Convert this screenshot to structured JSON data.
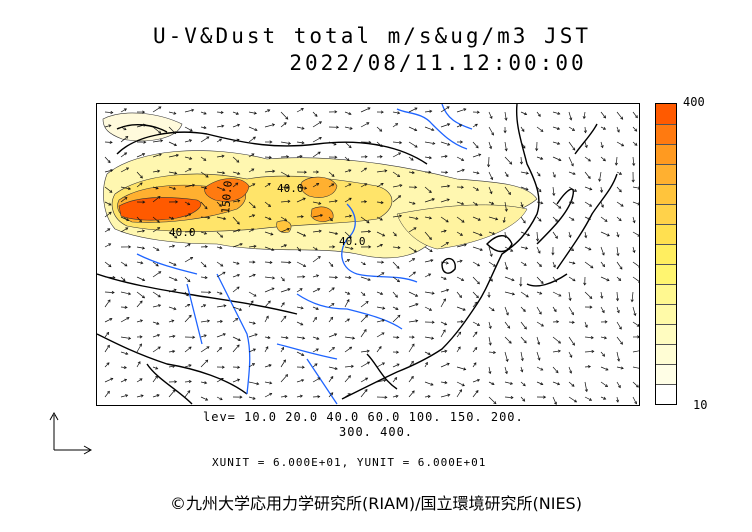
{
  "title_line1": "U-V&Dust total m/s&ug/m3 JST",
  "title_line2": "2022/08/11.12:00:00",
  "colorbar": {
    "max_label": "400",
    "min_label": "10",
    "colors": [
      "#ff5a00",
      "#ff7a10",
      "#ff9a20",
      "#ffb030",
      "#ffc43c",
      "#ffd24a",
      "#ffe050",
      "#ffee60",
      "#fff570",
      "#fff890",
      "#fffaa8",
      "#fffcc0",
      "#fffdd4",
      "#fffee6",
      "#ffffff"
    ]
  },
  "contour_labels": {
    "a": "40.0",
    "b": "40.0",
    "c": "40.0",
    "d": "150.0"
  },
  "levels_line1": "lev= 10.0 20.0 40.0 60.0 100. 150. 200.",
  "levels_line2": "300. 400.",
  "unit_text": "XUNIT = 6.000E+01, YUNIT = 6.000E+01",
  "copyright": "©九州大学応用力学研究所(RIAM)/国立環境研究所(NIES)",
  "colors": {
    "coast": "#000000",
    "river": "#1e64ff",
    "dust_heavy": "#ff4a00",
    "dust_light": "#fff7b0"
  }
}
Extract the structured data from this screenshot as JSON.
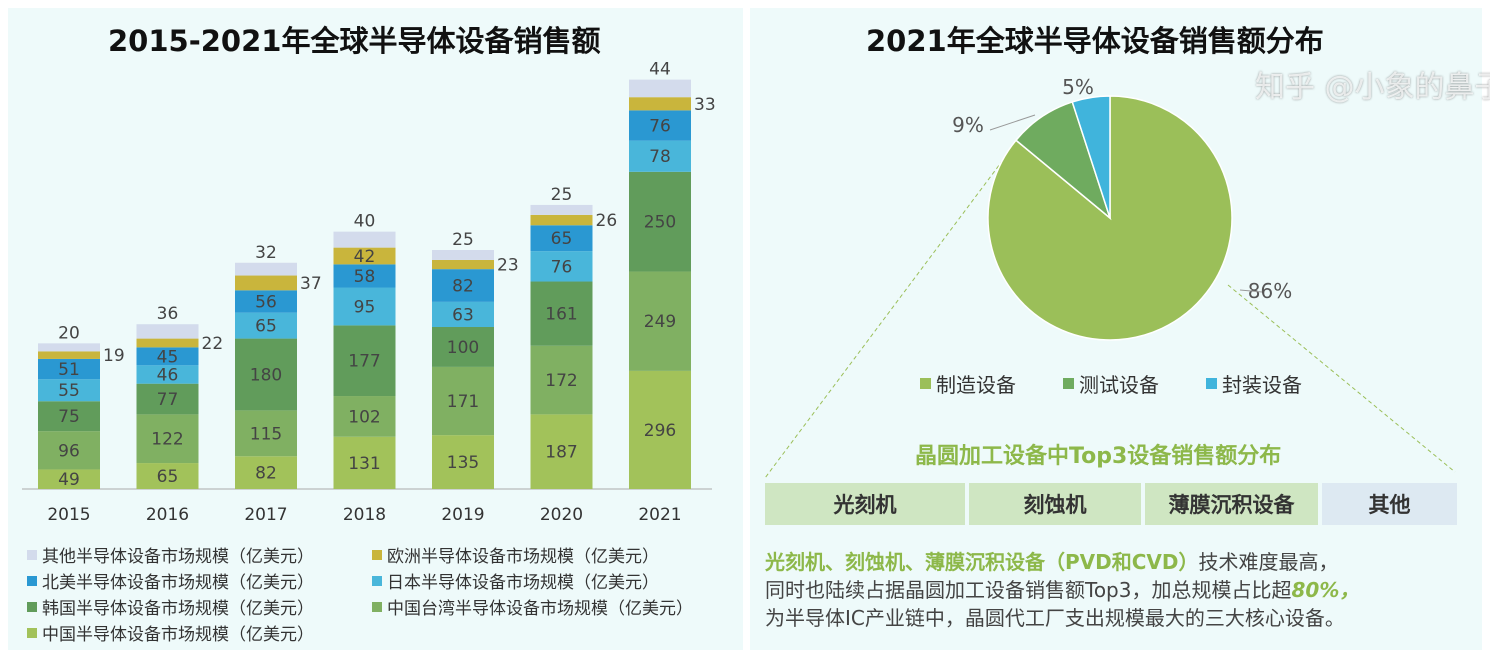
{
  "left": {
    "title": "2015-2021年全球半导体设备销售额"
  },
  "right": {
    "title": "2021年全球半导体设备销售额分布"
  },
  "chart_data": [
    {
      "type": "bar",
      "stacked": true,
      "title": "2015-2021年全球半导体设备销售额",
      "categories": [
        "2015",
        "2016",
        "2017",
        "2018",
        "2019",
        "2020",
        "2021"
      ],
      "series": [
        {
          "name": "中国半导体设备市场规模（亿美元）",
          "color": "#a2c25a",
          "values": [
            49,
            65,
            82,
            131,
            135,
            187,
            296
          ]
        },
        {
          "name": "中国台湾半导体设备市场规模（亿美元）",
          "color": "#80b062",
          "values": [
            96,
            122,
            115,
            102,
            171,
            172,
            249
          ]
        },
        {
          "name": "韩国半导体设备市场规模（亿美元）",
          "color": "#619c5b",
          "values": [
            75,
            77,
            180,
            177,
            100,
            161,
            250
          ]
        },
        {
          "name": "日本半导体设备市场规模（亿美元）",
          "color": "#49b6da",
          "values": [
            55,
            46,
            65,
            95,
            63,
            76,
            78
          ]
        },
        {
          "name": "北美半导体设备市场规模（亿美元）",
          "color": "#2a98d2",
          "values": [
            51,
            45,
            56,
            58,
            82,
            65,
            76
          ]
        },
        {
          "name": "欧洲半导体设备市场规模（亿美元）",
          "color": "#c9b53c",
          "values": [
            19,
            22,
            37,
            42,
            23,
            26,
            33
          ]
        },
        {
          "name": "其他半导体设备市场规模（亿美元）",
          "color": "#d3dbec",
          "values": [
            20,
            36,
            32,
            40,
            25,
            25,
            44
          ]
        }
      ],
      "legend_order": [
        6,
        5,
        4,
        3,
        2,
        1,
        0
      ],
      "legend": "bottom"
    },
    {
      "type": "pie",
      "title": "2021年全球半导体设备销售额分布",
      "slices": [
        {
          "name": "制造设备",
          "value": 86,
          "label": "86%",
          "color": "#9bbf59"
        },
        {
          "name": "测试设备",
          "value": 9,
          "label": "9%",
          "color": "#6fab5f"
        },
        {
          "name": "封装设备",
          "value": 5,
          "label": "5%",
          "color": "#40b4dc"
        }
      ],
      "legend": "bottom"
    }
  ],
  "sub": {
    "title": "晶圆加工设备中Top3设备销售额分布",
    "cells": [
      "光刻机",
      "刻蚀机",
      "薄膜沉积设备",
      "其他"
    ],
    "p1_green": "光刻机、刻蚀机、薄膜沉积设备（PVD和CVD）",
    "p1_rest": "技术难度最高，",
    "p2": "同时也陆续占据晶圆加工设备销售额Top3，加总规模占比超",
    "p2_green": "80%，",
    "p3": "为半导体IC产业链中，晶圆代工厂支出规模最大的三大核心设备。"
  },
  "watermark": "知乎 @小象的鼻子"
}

***

Exercise objective:
Pick each line holding the word "this" out of the data and copy it.

Finished answer:
Convert this screenshot to structured JSON data.
Extract the structured data from this screenshot as JSON.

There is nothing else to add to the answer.